> **Given task**: Please list all lines of the material below in which the string "inch" occurs.

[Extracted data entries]
>> Start

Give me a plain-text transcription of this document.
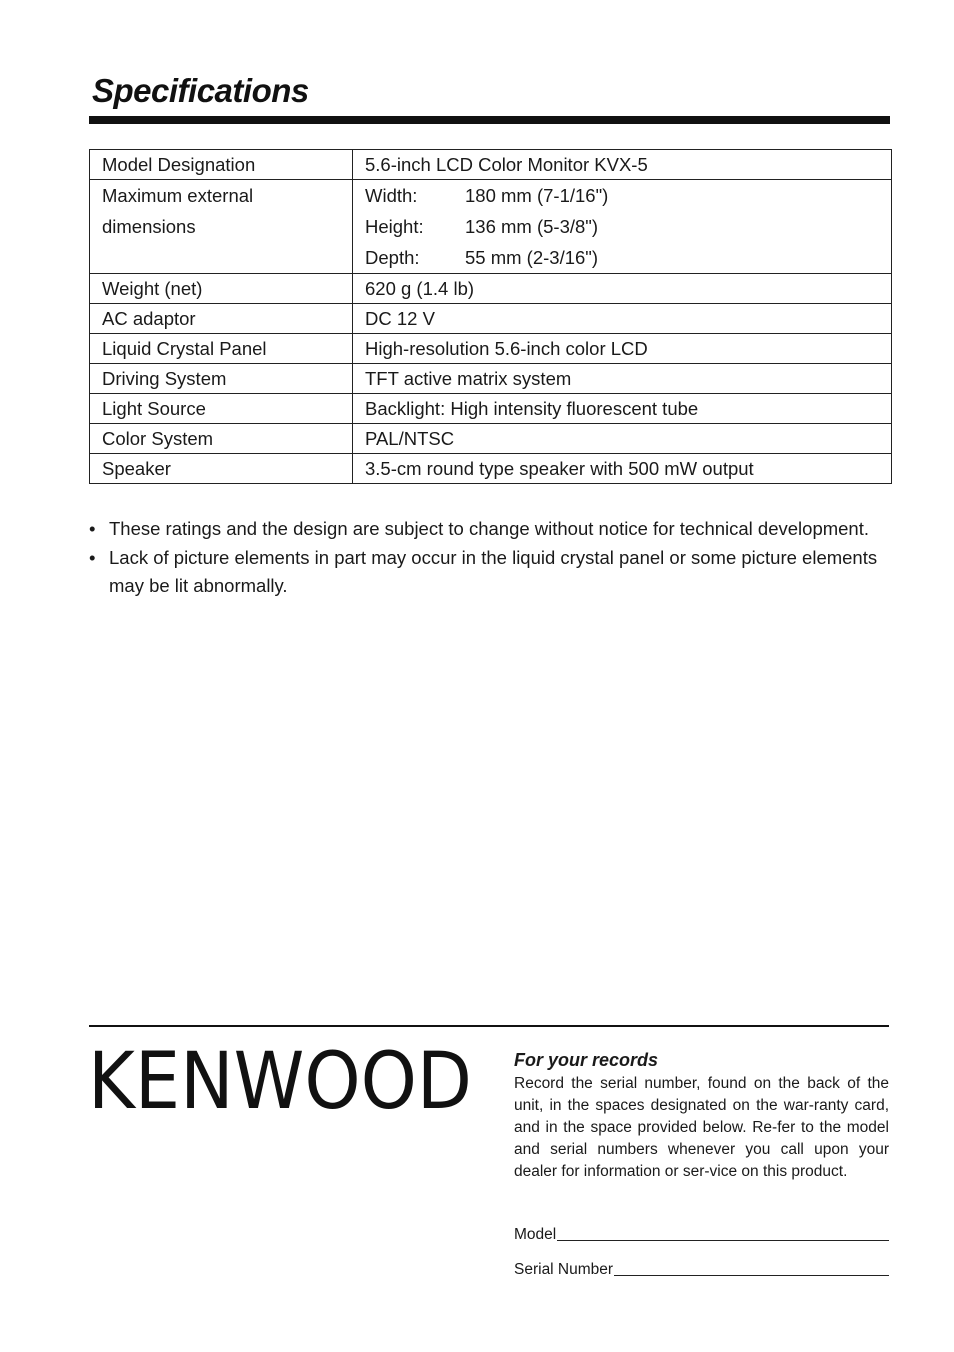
Specifications
Model Designation	5.6-inch LCD Color Monitor KVX-5

Maximum external
dimensions	Width: 180 mm (7-1/16")
Height: 136 mm (5-3/8")
Depth: 55 mm (2-3/16")

Weight (net)	620 g (1.4 lb)
AC adaptor	DC 12 V
Liquid Crystal Panel	High-resolution 5.6-inch color LCD
Driving System	TFT active matrix system
Light Source	Backlight: High intensity fluorescent tube
Color System	PAL/NTSC
Speaker	3.5-cm round type speaker with 500 mW output
• These ratings and the design are subject to change without notice for technical development.
• Lack of picture elements in part may occur in the liquid crystal panel or some picture elements may be lit abnormally.
KENWOOD For your records

Record the serial number, found on the back of the unit, in the spaces designated on the war-ranty card, and in the space provided below. Re-fer to the model and serial numbers whenever you call upon your dealer for information or ser-vice on this product.

Model
Serial Number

>> End

> **Response to the task**:
Model Designation	5.6-inch LCD Color Monitor KVX-5
Liquid Crystal Panel	High-resolution 5.6-inch color LCD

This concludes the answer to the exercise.